Page extract:
>> START
On or about September 17, 2014, the Defendant responded to a Craigslist notice that appeared to be posted by a minor female child. Unbeknownst to the Defendant, the posting was made by an undercover law enforcement agent posing as a child. The initial communication from the Defendant travelled through the internet to the Craigslist servers, which are located outside the state of New
Mexico. From on or about September 17, 2014, to on or about September 18, 2014, the Defendant engaged in text message conservations with the "minor," utilizing a cellular telephone that was manufactured in China. During these conversations, the Defendant learned that the "minor" was twelve years old. Eventually the Defendant initiated conversation regarding the possibility of having a sexual relationship with the "minor," and on September 18, 2014, the Defendant suggested an in-person meeting, in Bernalillo County New Mexico, where he was taken into custody. After his arrest, the Defendant waived his Miranda Rights and made a statement to law enforcement admitting that he believed he was meeting a minor child for the purpose of engaging in sexual activity.
Plea Agreement ¶ 8, at 3-4.

See Miranda v. Arizona, 384 U.S. 436 (1966). See also Berghuis v. Thompkins, 560 U.S. 370 (2010)("In sum, a suspect who has received and understood the Miranda warnings, and has not invoked his Miranda rights, waives the right to remain silent by making an uncoerced statement to the police.").
>> END
Data lines:
>> START
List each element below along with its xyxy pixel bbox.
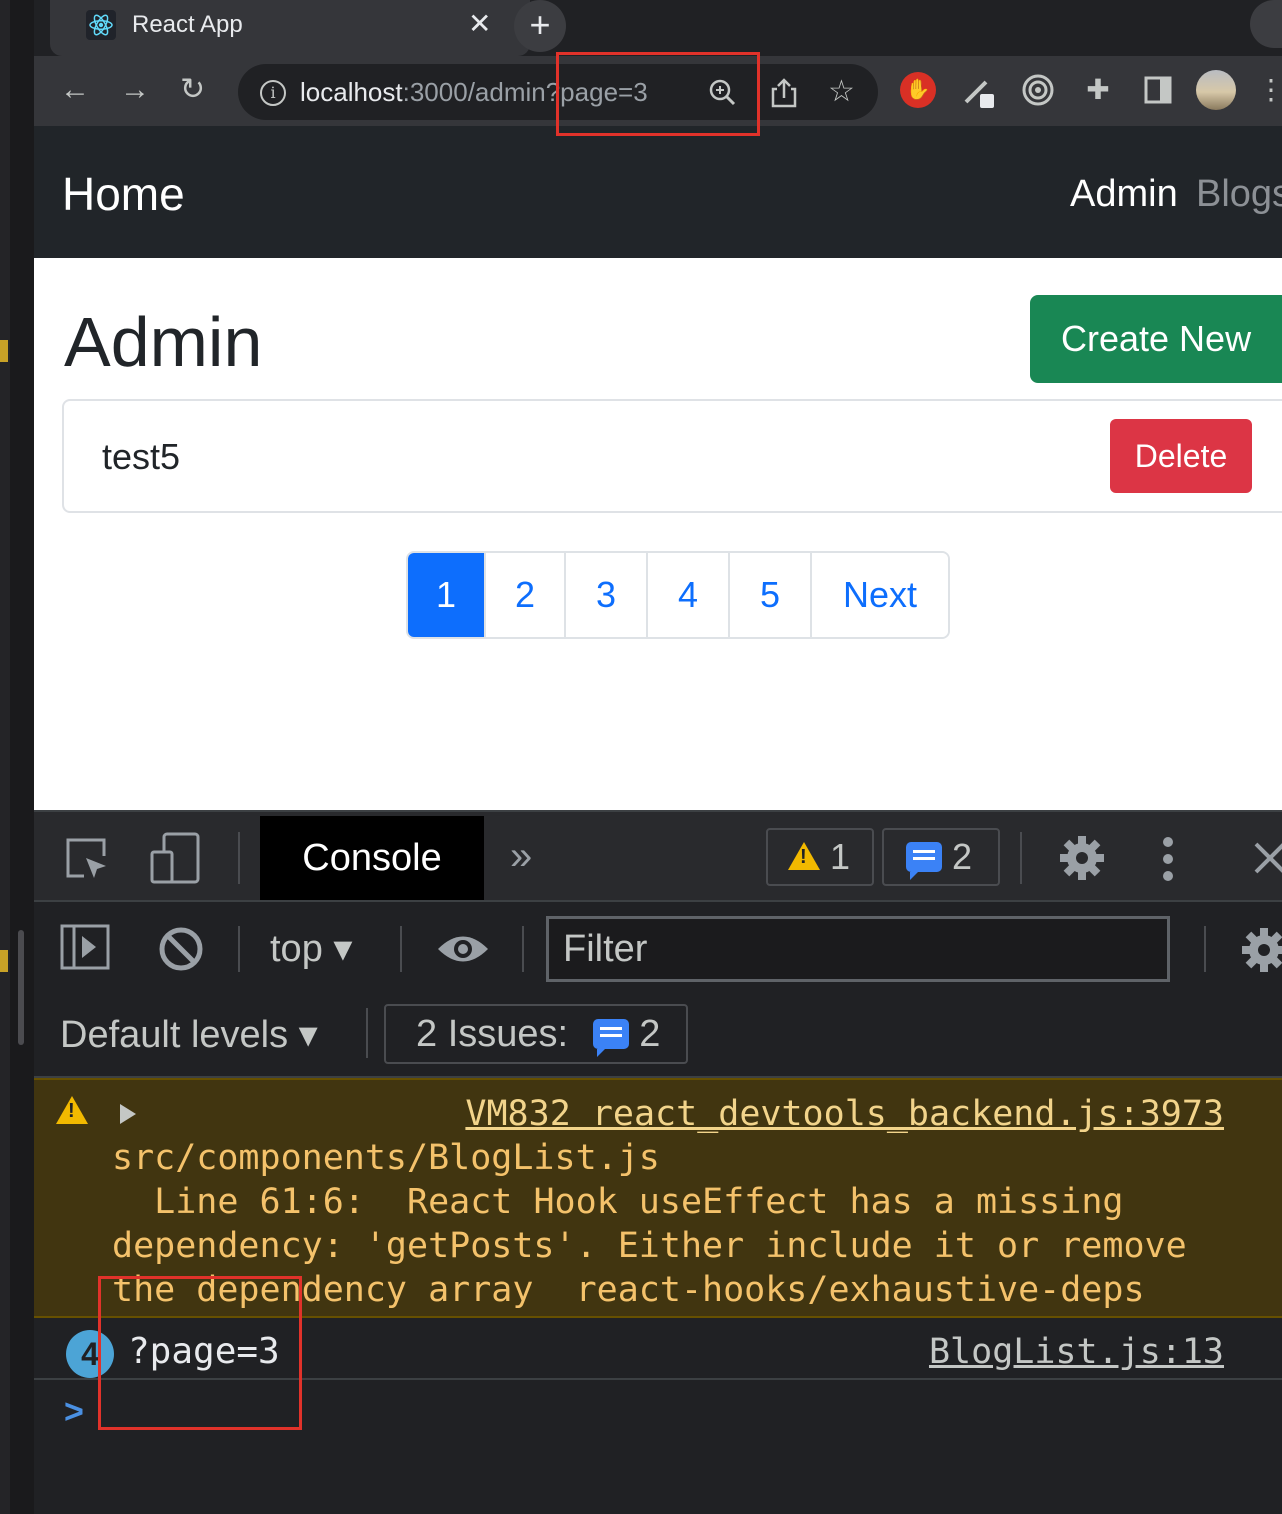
>> END
Do this: Continue the court excerpt about the Craigslist undercover case above, starting right after its final sentence.

Output for this exercise:
PROCEDURAL BACKGROUND

After a federal Grand Jury indicted Castellon on one count of attempted coercion and enticement, he pled guilty. The United States Probation Office ("USPO") disclosed a PSR, which applied a 2-level enhancement pursuant to U.S.S.G. § 2G1.3(b)(2)(A). Castellon objected to that enhancement, and the USPO responded.

1. Indictment and Plea.

On January 5, 2015, a federal Grand Jury indicted Castellon on one count of attempted coercion and enticement "[i]n violation of 18 U.S.C. § 2422(b) and N.M. Stat. Ann. § 30-9-11 (1978)." Indictment at 1, filed January 8, 2015 (Doc. 2). On May 4, 2015, Castellon pled guilty to that charge. See Plea Agreement ¶ 3, at 2. Castellon represents that his plea "is freely and voluntarily made." Plea Agreement ¶ 24, at 9.

2. Presentence Investigation Report.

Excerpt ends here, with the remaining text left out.